Transcribe the entries below exactly.
+++ EXCERPTED RECORDS
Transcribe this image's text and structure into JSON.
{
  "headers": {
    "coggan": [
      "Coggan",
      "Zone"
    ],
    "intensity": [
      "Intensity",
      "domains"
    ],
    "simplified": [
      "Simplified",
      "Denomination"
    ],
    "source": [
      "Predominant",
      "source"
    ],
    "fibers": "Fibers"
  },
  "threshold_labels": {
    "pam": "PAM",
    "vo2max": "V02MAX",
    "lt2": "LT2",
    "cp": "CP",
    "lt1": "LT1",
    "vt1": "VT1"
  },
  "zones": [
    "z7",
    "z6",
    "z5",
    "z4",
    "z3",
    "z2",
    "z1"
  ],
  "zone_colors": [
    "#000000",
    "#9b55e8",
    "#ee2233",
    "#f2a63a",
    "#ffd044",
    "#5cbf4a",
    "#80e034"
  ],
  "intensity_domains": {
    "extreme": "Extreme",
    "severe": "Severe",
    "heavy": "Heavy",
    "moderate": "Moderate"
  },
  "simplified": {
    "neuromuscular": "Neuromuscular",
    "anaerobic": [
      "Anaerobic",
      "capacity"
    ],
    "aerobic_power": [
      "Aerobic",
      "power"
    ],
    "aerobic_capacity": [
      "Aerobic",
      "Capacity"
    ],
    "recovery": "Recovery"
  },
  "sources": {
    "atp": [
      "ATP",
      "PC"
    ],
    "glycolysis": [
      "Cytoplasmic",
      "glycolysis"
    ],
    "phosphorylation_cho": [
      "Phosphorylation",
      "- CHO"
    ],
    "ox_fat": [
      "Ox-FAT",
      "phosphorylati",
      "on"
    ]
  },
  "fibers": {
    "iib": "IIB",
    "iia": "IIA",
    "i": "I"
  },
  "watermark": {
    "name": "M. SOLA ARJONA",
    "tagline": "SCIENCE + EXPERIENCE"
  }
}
++++++
| ANSWER FOR THIS EXERCISE |
Transcribe this image's text and structure into JSON.
{
  "headers": {
    "coggan": [
      "Coggan",
      "Zone"
    ],
    "intensity": [
      "Intensity",
      "domains"
    ],
    "simplified": [
      "Simplified",
      "Denomination"
    ],
    "source": [
      "Predominant",
      "source"
    ],
    "fibers": "Fibers"
  },
  "threshold_labels": {
    "pam": "PAM",
    "vo2max": "V02MAX",
    "lt2": "LT2",
    "cp": "CP",
    "lt1": "LT1",
    "vt1": "VT1"
  },
  "zones": [
    "z7",
    "z6",
    "z5",
    "z4",
    "z3",
    "z2",
    "z1"
  ],
  "zone_colors": [
    "#000000",
    "#9b55e8",
    "#ee2233",
    "#f2a63a",
    "#ffd044",
    "#5cbf4a",
    "#80e034"
  ],
  "intensity_domains": {
    "extreme": "Extreme",
    "severe": "Severe",
    "heavy": "Heavy",
    "moderate": "Moderate"
  },
  "simplified": {
    "neuromuscular": "Neuromuscular",
    "anaerobic": [
      "Anaerobic",
      "capacity"
    ],
    "aerobic_power": [
      "Aerobic",
      "power"
    ],
    "aerobic_capacity": [
      "Aerobic",
      "Capacity"
    ],
    "recovery": "Recovery"
  },
  "sources": {
    "atp": [
      "ATP",
      "PC"
    ],
    "glycolysis": [
      "Cytoplasmic",
      "glycolysis"
    ],
    "phosphorylation_cho": [
      "Phosphorylation",
      "- CHO"
    ],
    "ox_fat": [
      "Ox-FAT",
      "phosphorylati",
      "on"
    ]
  },
  "fibers": {
    "iib": "IIB",
    "iia": "IIA",
    "i": "I"
  },
  "watermark": {
    "name": "M. SOLA ARJONA",
    "tagline": "SCIENCE + EXPERIENCE"
  }
}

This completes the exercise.